### WHAT TO WORK ON
Write each line word for word, from the line that contains "What does this" through the last line of the material below.
--- start RECORD SET ---
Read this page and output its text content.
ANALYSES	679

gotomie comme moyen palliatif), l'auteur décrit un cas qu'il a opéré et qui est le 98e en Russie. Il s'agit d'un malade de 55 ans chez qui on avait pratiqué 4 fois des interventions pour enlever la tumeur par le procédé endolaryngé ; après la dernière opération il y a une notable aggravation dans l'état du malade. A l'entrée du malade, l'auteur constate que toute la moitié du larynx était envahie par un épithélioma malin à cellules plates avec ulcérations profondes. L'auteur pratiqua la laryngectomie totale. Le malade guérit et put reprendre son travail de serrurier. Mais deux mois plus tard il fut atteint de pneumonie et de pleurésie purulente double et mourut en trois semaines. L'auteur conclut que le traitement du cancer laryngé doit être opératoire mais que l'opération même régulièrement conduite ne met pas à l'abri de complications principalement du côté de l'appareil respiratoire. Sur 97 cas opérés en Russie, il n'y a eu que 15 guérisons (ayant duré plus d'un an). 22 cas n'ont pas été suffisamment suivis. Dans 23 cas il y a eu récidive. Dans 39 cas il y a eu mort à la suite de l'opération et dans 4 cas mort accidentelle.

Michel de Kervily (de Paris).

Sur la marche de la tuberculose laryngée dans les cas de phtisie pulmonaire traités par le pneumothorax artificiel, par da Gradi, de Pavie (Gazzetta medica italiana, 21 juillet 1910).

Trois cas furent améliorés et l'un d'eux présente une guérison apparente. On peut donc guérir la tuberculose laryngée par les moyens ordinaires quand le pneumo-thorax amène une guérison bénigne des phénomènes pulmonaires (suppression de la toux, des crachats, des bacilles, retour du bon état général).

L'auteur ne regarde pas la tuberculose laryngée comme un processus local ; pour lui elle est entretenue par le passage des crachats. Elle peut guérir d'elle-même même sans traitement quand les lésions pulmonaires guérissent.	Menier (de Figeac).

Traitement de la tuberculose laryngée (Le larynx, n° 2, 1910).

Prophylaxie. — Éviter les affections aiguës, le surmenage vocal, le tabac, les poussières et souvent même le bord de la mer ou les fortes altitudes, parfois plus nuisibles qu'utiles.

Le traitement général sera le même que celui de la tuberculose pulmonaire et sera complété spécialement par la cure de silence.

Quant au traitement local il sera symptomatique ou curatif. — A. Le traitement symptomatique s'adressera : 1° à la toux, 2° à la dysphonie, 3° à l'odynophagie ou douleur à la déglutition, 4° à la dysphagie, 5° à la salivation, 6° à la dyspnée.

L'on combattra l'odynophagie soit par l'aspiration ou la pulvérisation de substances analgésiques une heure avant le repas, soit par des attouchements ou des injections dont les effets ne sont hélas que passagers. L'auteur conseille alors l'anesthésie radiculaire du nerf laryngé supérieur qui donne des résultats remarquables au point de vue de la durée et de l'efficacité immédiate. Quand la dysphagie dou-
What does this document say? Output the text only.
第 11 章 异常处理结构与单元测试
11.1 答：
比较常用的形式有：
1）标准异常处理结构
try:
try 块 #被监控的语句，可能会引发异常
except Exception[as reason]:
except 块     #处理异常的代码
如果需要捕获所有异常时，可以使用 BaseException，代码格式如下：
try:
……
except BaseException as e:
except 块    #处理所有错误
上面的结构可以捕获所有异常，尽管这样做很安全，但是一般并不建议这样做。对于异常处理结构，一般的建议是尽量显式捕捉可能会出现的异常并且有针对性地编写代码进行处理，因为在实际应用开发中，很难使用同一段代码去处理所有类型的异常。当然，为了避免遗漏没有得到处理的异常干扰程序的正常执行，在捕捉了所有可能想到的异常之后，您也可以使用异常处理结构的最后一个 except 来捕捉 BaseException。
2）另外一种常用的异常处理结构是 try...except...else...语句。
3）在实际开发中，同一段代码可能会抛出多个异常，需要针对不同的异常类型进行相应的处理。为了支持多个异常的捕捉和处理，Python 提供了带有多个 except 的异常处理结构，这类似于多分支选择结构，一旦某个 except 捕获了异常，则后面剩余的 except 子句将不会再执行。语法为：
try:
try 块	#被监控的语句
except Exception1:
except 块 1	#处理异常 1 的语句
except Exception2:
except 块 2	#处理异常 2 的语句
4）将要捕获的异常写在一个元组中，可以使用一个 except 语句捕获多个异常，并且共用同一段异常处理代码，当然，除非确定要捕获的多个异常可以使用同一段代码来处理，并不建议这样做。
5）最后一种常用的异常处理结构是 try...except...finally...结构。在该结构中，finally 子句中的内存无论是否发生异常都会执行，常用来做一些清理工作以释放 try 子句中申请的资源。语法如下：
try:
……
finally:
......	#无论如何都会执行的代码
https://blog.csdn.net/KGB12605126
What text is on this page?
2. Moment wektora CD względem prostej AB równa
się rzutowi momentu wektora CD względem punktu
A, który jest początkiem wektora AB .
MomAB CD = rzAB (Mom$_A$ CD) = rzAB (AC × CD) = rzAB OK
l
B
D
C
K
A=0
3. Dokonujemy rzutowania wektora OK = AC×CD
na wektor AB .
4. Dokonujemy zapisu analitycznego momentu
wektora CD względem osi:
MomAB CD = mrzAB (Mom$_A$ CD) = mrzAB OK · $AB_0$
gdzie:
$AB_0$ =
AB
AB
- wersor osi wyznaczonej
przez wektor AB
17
--- end RECORD SET ---
### SOLUTION FOR THIS PROBLEM
What does this document say? Output the text only.
第 11 章 异常处理结构与单元测试
11.1 答：
比较常用的形式有：
1）标准异常处理结构
try:
try 块 #被监控的语句，可能会引发异常
except Exception[as reason]:
except 块     #处理异常的代码
如果需要捕获所有异常时，可以使用 BaseException，代码格式如下：
try:
……
except BaseException as e:
except 块    #处理所有错误
上面的结构可以捕获所有异常，尽管这样做很安全，但是一般并不建议这样做。对于异常处理结构，一般的建议是尽量显式捕捉可能会出现的异常并且有针对性地编写代码进行处理，因为在实际应用开发中，很难使用同一段代码去处理所有类型的异常。当然，为了避免遗漏没有得到处理的异常干扰程序的正常执行，在捕捉了所有可能想到的异常之后，您也可以使用异常处理结构的最后一个 except 来捕捉 BaseException。
2）另外一种常用的异常处理结构是 try...except...else...语句。
3）在实际开发中，同一段代码可能会抛出多个异常，需要针对不同的异常类型进行相应的处理。为了支持多个异常的捕捉和处理，Python 提供了带有多个 except 的异常处理结构，这类似于多分支选择结构，一旦某个 except 捕获了异常，则后面剩余的 except 子句将不会再执行。语法为：
try:
try 块	#被监控的语句
except Exception1:
except 块 1	#处理异常 1 的语句
except Exception2:
except 块 2	#处理异常 2 的语句
4）将要捕获的异常写在一个元组中，可以使用一个 except 语句捕获多个异常，并且共用同一段异常处理代码，当然，除非确定要捕获的多个异常可以使用同一段代码来处理，并不建议这样做。
5）最后一种常用的异常处理结构是 try...except...finally...结构。在该结构中，finally 子句中的内存无论是否发生异常都会执行，常用来做一些清理工作以释放 try 子句中申请的资源。语法如下：
try:
……
finally:
......	#无论如何都会执行的代码
https://blog.csdn.net/KGB12605126
What text is on this page?
2. Moment wektora CD względem prostej AB równa
się rzutowi momentu wektora CD względem punktu
A, który jest początkiem wektora AB .
MomAB CD = rzAB (Mom$_A$ CD) = rzAB (AC × CD) = rzAB OK
l
B
D
C
K
A=0
3. Dokonujemy rzutowania wektora OK = AC×CD
na wektor AB .
4. Dokonujemy zapisu analitycznego momentu
wektora CD względem osi:
MomAB CD = mrzAB (Mom$_A$ CD) = mrzAB OK · $AB_0$
gdzie:
$AB_0$ =
AB
AB
- wersor osi wyznaczonej
przez wektor AB
17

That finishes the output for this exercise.